• [Entries]

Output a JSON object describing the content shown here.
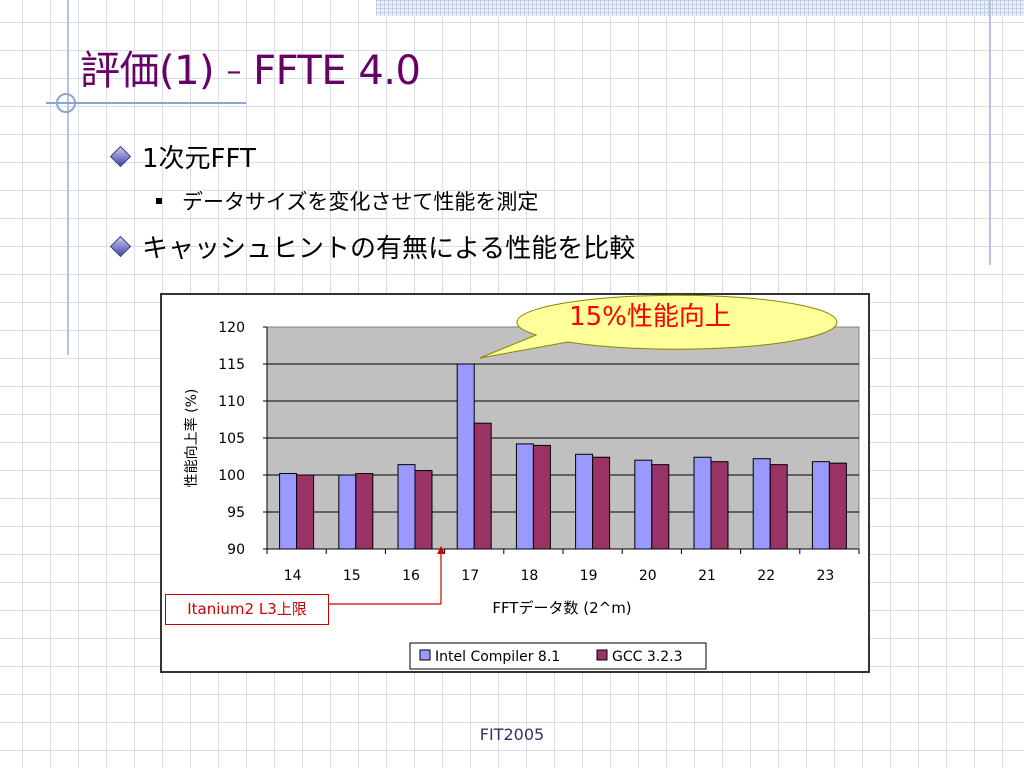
{
  "slide": {
    "title_main": "評価(1)",
    "title_dash": "–",
    "title_sub": "FFTE 4.0",
    "bullets": {
      "b1": "1次元FFT",
      "b1_sub": "データサイズを変化させて性能を測定",
      "b2": "キャッシュヒントの有無による性能を比較"
    },
    "callout": "15%性能向上",
    "annotation": "Itanium2 L3上限",
    "footer": "FIT2005"
  },
  "chart_data": {
    "type": "bar",
    "categories": [
      "14",
      "15",
      "16",
      "17",
      "18",
      "19",
      "20",
      "21",
      "22",
      "23"
    ],
    "series": [
      {
        "name": "Intel Compiler 8.1",
        "color": "#9999ff",
        "values": [
          100.2,
          100.0,
          101.4,
          115.0,
          104.2,
          102.8,
          102.0,
          102.4,
          102.2,
          101.8
        ]
      },
      {
        "name": "GCC 3.2.3",
        "color": "#993366",
        "values": [
          100.0,
          100.2,
          100.6,
          107.0,
          104.0,
          102.4,
          101.4,
          101.8,
          101.4,
          101.6
        ]
      }
    ],
    "ylim": [
      90,
      120
    ],
    "yticks": [
      90,
      95,
      100,
      105,
      110,
      115,
      120
    ],
    "xlabel": "FFTデータ数 (2^m)",
    "ylabel": "性能向上率 (%)",
    "grid": true,
    "plot_background": "#c0c0c0",
    "legend_position": "bottom"
  }
}
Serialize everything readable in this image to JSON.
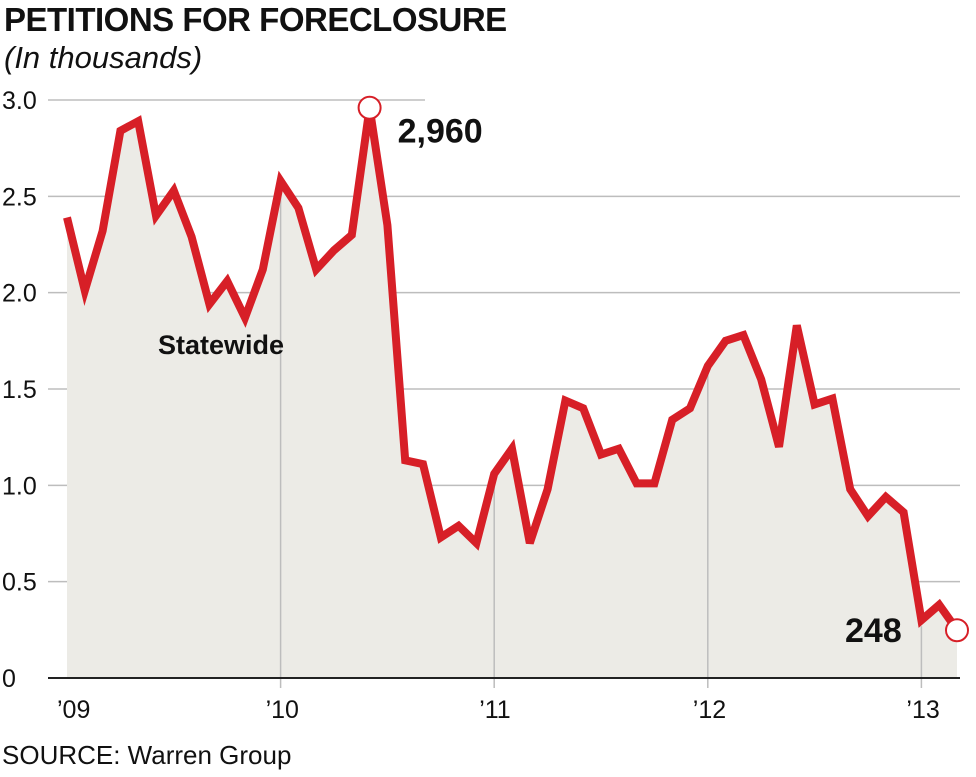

• [Exercise]
Extract every line of the data exactly; pictures stay out.

• [Exercise solution]
Output a JSON object describing the content shown here.
{
  "slide": {
    "title_main": "評価(1)",
    "title_dash": "–",
    "title_sub": "FFTE 4.0",
    "bullets": {
      "b1": "1次元FFT",
      "b1_sub": "データサイズを変化させて性能を測定",
      "b2": "キャッシュヒントの有無による性能を比較"
    },
    "callout": "15%性能向上",
    "annotation": "Itanium2 L3上限",
    "footer": "FIT2005"
  },
  "chart_data": {
    "type": "bar",
    "categories": [
      "14",
      "15",
      "16",
      "17",
      "18",
      "19",
      "20",
      "21",
      "22",
      "23"
    ],
    "series": [
      {
        "name": "Intel Compiler 8.1",
        "color": "#9999ff",
        "values": [
          100.2,
          100.0,
          101.4,
          115.0,
          104.2,
          102.8,
          102.0,
          102.4,
          102.2,
          101.8
        ]
      },
      {
        "name": "GCC 3.2.3",
        "color": "#993366",
        "values": [
          100.0,
          100.2,
          100.6,
          107.0,
          104.0,
          102.4,
          101.4,
          101.8,
          101.4,
          101.6
        ]
      }
    ],
    "ylim": [
      90,
      120
    ],
    "yticks": [
      90,
      95,
      100,
      105,
      110,
      115,
      120
    ],
    "xlabel": "FFTデータ数 (2^m)",
    "ylabel": "性能向上率 (%)",
    "grid": true,
    "plot_background": "#c0c0c0",
    "legend_position": "bottom"
  }
}
Serialize everything readable in this image to JSON.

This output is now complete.